(Stored data)
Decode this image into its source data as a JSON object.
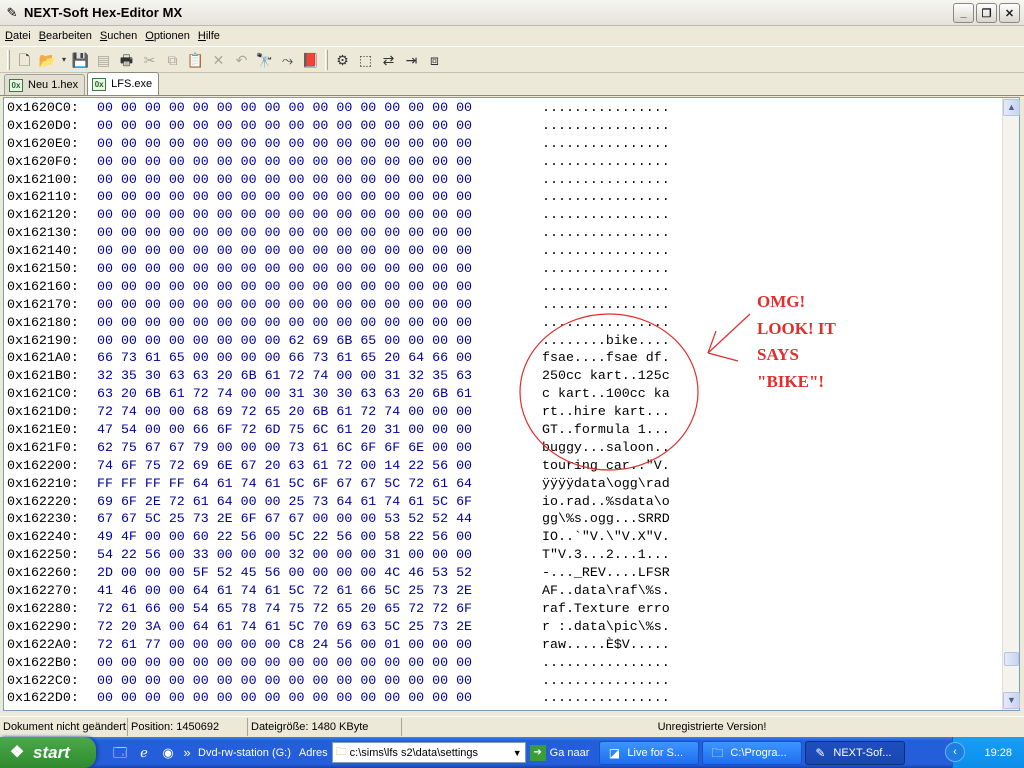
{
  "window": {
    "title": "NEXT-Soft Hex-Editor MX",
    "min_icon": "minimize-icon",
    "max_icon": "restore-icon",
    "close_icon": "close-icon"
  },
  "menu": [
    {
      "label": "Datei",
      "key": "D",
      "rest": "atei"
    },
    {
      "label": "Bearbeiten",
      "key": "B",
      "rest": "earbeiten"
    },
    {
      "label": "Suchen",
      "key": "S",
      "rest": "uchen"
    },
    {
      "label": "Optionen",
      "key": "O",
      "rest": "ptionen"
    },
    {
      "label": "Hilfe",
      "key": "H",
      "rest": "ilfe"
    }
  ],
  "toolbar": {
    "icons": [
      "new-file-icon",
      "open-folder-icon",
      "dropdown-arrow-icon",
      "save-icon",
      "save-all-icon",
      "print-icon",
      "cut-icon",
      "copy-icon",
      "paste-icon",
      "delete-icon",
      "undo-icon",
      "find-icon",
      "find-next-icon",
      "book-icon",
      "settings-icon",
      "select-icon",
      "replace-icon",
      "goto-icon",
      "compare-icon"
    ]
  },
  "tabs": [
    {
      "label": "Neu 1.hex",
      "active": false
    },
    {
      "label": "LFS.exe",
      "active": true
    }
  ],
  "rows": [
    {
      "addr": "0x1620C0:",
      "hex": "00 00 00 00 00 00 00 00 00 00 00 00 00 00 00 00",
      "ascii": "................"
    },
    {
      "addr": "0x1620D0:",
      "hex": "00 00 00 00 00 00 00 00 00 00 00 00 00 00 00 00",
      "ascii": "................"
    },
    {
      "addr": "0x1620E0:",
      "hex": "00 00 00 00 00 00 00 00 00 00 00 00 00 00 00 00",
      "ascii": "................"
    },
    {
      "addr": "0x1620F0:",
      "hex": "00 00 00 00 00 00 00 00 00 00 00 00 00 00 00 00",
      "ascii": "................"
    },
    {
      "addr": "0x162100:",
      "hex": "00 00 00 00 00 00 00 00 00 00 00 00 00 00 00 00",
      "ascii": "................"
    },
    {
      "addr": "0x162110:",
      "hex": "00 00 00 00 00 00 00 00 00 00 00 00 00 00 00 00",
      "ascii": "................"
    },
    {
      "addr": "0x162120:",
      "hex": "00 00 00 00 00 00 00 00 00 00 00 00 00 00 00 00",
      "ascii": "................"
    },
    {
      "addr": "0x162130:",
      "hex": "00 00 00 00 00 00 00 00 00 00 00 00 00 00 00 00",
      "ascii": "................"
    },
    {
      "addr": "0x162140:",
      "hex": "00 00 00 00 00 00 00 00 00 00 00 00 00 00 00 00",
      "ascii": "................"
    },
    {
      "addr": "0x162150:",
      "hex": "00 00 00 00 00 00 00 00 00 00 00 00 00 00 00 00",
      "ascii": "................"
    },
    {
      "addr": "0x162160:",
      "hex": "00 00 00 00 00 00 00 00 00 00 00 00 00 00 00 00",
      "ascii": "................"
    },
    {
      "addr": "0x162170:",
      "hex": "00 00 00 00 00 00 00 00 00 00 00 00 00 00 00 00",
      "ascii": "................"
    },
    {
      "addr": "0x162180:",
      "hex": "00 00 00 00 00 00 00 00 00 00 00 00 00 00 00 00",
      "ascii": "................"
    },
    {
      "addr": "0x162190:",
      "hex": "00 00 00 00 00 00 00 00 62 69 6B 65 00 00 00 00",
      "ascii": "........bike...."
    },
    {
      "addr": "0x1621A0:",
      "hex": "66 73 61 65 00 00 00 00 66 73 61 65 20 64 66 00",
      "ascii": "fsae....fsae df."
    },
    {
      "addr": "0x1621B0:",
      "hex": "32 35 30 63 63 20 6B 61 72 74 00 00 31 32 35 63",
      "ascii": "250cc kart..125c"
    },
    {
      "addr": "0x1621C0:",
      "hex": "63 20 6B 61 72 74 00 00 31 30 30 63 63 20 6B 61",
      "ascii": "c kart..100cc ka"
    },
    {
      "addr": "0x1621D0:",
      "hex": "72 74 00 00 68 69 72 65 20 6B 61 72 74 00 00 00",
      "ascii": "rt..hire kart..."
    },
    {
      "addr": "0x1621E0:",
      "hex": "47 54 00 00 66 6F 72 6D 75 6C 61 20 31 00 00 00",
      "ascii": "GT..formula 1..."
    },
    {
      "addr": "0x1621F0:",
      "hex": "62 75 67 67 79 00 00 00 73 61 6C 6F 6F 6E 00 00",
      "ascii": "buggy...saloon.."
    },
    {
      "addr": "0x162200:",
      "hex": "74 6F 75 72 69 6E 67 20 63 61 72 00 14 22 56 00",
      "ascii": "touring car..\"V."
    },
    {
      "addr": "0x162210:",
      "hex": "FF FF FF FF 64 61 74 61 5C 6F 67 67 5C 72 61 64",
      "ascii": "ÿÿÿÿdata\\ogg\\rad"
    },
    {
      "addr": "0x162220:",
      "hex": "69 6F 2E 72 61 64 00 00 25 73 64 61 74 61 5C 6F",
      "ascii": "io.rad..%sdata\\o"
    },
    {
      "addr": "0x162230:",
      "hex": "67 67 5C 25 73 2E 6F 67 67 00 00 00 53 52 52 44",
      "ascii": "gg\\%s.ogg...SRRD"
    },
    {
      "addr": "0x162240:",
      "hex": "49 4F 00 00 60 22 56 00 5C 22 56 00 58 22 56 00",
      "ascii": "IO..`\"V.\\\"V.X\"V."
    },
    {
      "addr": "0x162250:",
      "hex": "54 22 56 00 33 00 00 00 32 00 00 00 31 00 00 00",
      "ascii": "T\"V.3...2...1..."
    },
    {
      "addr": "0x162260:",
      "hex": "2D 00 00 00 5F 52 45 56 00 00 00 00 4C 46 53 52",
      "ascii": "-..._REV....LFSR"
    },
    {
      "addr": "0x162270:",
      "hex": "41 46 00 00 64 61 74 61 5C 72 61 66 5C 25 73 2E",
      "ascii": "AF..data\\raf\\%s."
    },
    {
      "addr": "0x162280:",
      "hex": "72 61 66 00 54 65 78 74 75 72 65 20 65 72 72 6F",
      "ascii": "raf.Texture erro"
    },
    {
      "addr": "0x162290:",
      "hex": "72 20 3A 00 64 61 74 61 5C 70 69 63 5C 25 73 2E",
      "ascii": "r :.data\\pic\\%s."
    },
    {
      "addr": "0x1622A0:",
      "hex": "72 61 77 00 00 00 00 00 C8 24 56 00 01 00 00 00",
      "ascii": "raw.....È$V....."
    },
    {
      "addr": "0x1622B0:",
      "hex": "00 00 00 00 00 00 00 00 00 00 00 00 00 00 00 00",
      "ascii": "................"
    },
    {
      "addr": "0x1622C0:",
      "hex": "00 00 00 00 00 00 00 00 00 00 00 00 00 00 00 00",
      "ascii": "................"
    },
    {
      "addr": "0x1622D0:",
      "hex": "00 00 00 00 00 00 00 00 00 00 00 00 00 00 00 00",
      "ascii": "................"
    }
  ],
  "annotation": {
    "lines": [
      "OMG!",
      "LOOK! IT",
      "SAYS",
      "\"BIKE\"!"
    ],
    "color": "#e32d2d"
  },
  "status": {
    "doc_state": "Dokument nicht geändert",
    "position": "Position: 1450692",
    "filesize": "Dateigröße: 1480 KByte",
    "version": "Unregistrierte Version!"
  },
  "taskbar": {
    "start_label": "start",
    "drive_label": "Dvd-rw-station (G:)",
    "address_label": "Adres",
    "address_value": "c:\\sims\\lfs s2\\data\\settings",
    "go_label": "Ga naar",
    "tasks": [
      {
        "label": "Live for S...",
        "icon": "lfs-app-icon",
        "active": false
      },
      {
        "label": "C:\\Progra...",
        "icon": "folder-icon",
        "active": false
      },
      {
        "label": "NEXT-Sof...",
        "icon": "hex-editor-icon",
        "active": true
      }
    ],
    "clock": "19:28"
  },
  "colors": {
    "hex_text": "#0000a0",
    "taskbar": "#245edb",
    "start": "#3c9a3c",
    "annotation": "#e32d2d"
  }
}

▶ [EXERCISE]: Find every line that has "active" in it, then return those lines.

▶ [TASK OUTPUT]:
      "active": false
      "active": true
        "active": false
        "active": false
        "active": true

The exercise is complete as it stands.